"""

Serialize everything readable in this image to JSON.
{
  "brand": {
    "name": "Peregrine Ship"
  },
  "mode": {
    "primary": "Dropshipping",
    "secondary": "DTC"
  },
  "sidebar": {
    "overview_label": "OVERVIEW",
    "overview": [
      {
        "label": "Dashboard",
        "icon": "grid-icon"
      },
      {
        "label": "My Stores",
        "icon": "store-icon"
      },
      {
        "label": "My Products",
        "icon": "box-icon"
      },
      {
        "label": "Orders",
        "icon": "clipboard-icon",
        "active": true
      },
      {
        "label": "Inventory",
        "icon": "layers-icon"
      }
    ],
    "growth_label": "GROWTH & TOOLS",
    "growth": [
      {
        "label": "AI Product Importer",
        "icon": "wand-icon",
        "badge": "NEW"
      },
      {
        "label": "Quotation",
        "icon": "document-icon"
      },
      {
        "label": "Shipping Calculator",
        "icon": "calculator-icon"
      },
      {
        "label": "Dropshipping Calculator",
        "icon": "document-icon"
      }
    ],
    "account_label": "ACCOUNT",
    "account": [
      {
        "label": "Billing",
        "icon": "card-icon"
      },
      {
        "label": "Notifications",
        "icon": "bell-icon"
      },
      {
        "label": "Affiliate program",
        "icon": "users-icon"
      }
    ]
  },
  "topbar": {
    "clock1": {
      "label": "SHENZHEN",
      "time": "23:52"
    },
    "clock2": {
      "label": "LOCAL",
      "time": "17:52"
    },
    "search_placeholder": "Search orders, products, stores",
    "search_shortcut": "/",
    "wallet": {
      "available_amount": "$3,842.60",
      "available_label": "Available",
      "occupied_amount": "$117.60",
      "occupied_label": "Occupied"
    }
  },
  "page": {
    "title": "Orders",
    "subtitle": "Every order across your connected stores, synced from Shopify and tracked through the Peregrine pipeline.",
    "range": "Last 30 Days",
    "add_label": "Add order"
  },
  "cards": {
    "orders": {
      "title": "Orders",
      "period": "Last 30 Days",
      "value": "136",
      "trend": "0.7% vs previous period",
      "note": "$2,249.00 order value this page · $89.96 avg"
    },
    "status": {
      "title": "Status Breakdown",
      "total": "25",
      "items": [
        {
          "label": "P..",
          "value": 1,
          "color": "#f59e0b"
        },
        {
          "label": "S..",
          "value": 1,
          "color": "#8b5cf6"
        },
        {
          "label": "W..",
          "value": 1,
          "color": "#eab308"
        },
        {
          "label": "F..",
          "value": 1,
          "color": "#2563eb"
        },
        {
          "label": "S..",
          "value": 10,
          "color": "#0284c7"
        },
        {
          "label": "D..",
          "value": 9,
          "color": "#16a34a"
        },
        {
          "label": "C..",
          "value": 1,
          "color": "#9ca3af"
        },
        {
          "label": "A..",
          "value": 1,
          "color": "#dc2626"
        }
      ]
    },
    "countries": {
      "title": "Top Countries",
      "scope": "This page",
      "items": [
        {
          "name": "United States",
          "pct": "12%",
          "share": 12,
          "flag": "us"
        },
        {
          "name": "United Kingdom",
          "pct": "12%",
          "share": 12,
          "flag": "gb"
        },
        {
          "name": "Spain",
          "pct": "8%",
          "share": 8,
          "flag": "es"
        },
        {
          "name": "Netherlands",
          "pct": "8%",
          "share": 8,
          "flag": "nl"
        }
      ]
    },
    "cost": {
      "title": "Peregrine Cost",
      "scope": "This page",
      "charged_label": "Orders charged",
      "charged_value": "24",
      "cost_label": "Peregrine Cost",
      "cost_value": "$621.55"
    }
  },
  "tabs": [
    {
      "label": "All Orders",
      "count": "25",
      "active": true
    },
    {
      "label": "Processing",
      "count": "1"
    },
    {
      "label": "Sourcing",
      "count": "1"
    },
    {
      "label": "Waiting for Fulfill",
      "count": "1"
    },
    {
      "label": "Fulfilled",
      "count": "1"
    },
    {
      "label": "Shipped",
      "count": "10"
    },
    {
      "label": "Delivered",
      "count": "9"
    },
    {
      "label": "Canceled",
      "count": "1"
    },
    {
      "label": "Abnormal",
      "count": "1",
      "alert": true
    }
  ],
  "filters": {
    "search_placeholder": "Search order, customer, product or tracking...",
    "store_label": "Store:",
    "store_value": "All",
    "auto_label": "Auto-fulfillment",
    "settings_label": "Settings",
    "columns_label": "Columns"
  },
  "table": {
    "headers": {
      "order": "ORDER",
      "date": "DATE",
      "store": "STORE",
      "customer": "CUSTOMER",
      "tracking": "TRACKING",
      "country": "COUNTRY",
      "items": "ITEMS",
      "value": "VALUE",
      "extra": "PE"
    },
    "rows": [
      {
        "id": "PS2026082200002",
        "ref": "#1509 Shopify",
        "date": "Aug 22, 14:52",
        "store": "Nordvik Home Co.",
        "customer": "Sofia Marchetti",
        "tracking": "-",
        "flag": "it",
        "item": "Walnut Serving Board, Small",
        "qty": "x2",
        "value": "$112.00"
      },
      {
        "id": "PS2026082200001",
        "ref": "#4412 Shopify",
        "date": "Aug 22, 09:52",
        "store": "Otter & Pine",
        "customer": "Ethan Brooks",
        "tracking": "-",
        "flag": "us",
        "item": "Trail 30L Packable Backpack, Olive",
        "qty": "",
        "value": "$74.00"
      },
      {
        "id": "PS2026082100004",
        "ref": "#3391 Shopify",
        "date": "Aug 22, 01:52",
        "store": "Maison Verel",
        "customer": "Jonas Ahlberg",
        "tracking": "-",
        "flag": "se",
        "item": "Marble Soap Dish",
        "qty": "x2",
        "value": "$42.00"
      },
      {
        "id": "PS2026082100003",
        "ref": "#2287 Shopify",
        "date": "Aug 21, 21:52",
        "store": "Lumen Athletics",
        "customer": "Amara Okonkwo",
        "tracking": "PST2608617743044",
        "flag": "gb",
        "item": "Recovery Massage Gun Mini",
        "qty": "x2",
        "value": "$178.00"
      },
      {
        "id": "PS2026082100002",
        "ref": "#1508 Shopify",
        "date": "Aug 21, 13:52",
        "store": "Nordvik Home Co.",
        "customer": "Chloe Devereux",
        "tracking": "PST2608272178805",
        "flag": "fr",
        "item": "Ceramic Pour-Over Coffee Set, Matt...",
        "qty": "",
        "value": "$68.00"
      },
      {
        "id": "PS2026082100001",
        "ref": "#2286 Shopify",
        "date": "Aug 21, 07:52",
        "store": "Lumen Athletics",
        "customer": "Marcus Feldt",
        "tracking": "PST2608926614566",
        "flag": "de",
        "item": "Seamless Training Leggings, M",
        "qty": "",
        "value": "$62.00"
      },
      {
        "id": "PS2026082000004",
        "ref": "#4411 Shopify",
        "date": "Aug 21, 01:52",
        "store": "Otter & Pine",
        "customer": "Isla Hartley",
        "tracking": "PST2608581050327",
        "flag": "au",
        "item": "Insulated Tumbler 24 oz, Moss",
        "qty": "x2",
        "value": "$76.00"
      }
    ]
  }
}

"""

WRITTEN EXERCISE — Copy each line of the records containing the string "name".

THE RESULT —
    "name": "Peregrine Ship"
          "name": "United States",
          "name": "United Kingdom",
          "name": "Spain",
          "name": "Netherlands",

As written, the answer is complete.